→ Written task: Look through the data below. Pick out the lines holding the string "show".
__________________________________________________
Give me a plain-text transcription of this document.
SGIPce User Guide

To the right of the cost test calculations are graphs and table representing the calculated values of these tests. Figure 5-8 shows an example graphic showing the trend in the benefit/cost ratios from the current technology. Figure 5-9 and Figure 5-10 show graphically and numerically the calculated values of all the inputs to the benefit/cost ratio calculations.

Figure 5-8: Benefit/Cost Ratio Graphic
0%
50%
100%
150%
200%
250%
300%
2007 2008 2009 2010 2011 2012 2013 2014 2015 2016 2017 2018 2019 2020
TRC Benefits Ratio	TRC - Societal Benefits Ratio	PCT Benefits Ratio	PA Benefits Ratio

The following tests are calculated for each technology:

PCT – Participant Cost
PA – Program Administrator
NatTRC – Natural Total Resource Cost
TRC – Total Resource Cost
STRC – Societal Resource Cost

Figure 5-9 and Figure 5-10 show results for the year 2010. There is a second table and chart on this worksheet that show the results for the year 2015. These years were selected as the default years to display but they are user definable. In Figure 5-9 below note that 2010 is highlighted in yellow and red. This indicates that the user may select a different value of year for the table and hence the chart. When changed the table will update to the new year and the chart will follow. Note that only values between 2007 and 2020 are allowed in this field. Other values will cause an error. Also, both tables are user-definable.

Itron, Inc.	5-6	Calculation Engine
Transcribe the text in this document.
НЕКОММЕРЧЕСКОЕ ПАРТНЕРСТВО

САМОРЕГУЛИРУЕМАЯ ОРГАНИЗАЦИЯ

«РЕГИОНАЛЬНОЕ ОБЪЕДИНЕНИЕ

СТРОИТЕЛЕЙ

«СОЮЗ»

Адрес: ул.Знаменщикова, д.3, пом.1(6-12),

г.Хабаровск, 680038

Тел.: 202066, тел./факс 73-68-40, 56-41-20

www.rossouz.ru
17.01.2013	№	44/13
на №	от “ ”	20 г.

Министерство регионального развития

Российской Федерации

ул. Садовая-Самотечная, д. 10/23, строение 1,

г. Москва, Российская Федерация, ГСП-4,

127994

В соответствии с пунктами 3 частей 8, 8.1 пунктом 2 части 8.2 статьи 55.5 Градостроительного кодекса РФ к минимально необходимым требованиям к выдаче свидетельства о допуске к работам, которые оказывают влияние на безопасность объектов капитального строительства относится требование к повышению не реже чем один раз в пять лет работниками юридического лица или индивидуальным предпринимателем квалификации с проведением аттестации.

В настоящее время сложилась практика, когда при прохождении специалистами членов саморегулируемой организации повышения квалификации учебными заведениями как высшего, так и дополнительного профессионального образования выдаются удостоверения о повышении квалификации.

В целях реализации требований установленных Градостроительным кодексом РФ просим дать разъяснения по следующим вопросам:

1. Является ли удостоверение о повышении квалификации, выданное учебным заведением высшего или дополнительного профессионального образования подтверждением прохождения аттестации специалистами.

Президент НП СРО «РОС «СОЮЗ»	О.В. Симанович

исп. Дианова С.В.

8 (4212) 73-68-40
__________________________________________________
→ Full response:
To the right of the cost test calculations are graphs and table representing the calculated values of these tests. Figure 5-8 shows an example graphic showing the trend in the benefit/cost ratios from the current technology. Figure 5-9 and Figure 5-10 show graphically and numerically the calculated values of all the inputs to the benefit/cost ratio calculations.
Figure 5-9 and Figure 5-10 show results for the year 2010. There is a second table and chart on this worksheet that show the results for the year 2015. These years were selected as the default years to display but they are user definable. In Figure 5-9 below note that 2010 is highlighted in yellow and red. This indicates that the user may select a different value of year for the table and hence the chart. When changed the table will update to the new year and the chart will follow. Note that only values between 2007 and 2020 are allowed in this field. Other values will cause an error. Also, both tables are user-definable.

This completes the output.